(Saved data entries)
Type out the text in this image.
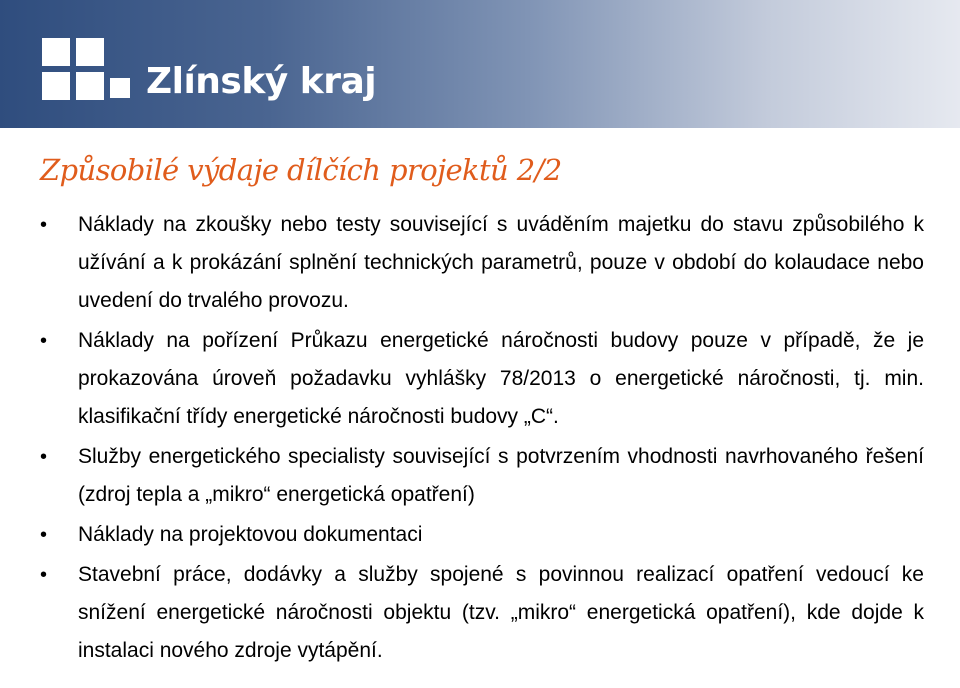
Zlínský kraj
Způsobilé výdaje dílčích projektů 2/2
• Náklady na zkoušky nebo testy související s uváděním majetku do stavu způsobilého k užívání a k prokázání splnění technických parametrů, pouze v období do kolaudace nebo uvedení do trvalého provozu.
• Náklady na pořízení Průkazu energetické náročnosti budovy pouze v případě, že je prokazována úroveň požadavku vyhlášky 78/2013 o energetické náročnosti, tj. min. klasifikační třídy energetické náročnosti budovy „C“.
• Služby energetického specialisty související s potvrzením vhodnosti navrhovaného řešení (zdroj tepla a „mikro“ energetická opatření)
• Náklady na projektovou dokumentaci
• Stavební práce, dodávky a služby spojené s povinnou realizací opatření vedoucí ke snížení energetické náročnosti objektu (tzv. „mikro“ energetická opatření), kde dojde k instalaci nového zdroje vytápění.
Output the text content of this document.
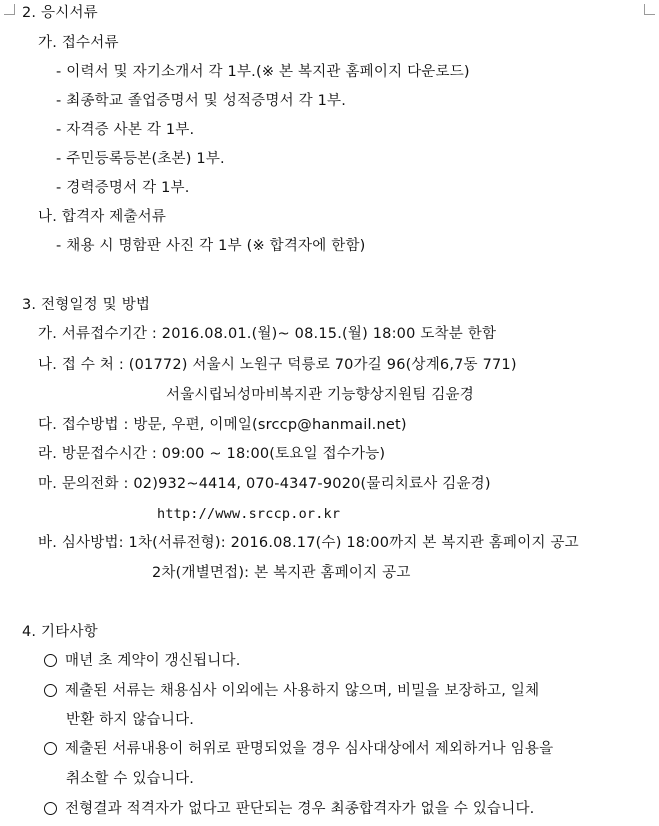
2. 응시서류
가. 접수서류
- 이력서 및 자기소개서 각 1부.(※ 본 복지관 홈페이지 다운로드)
- 최종학교 졸업증명서 및 성적증명서 각 1부.
- 자격증 사본 각 1부.
- 주민등록등본(초본) 1부.
- 경력증명서 각 1부.
나. 합격자 제출서류
- 채용 시 명함판 사진 각 1부 (※ 합격자에 한함)
3. 전형일정 및 방법
가. 서류접수기간 : 2016.08.01.(월)~ 08.15.(월) 18:00 도착분 한함
나. 접 수 처 : (01772) 서울시 노원구 덕릉로 70가길 96(상계6,7동 771)
서울시립뇌성마비복지관 기능향상지원팀 김윤경
다. 접수방법 : 방문, 우편, 이메일(srccp@hanmail.net)
라. 방문접수시간 : 09:00 ~ 18:00(토요일 접수가능)
마. 문의전화 : 02)932~4414, 070-4347-9020(물리치료사 김윤경)
http://www.srccp.or.kr
바. 심사방법: 1차(서류전형): 2016.08.17(수) 18:00까지 본 복지관 홈페이지 공고
2차(개별면접): 본 복지관 홈페이지 공고
4. 기타사항
매년 초 계약이 갱신됩니다.
제출된 서류는 채용심사 이외에는 사용하지 않으며, 비밀을 보장하고, 일체
반환 하지 않습니다.
제출된 서류내용이 허위로 판명되었을 경우 심사대상에서 제외하거나 임용을
취소할 수 있습니다.
전형결과 적격자가 없다고 판단되는 경우 최종합격자가 없을 수 있습니다.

PROMPT:
Where does the word "홈페이지" appear in the listing? List each line that holds it.

FULL OUTPUT:
- 이력서 및 자기소개서 각 1부.(※ 본 복지관 홈페이지 다운로드)
바. 심사방법: 1차(서류전형): 2016.08.17(수) 18:00까지 본 복지관 홈페이지 공고
2차(개별면접): 본 복지관 홈페이지 공고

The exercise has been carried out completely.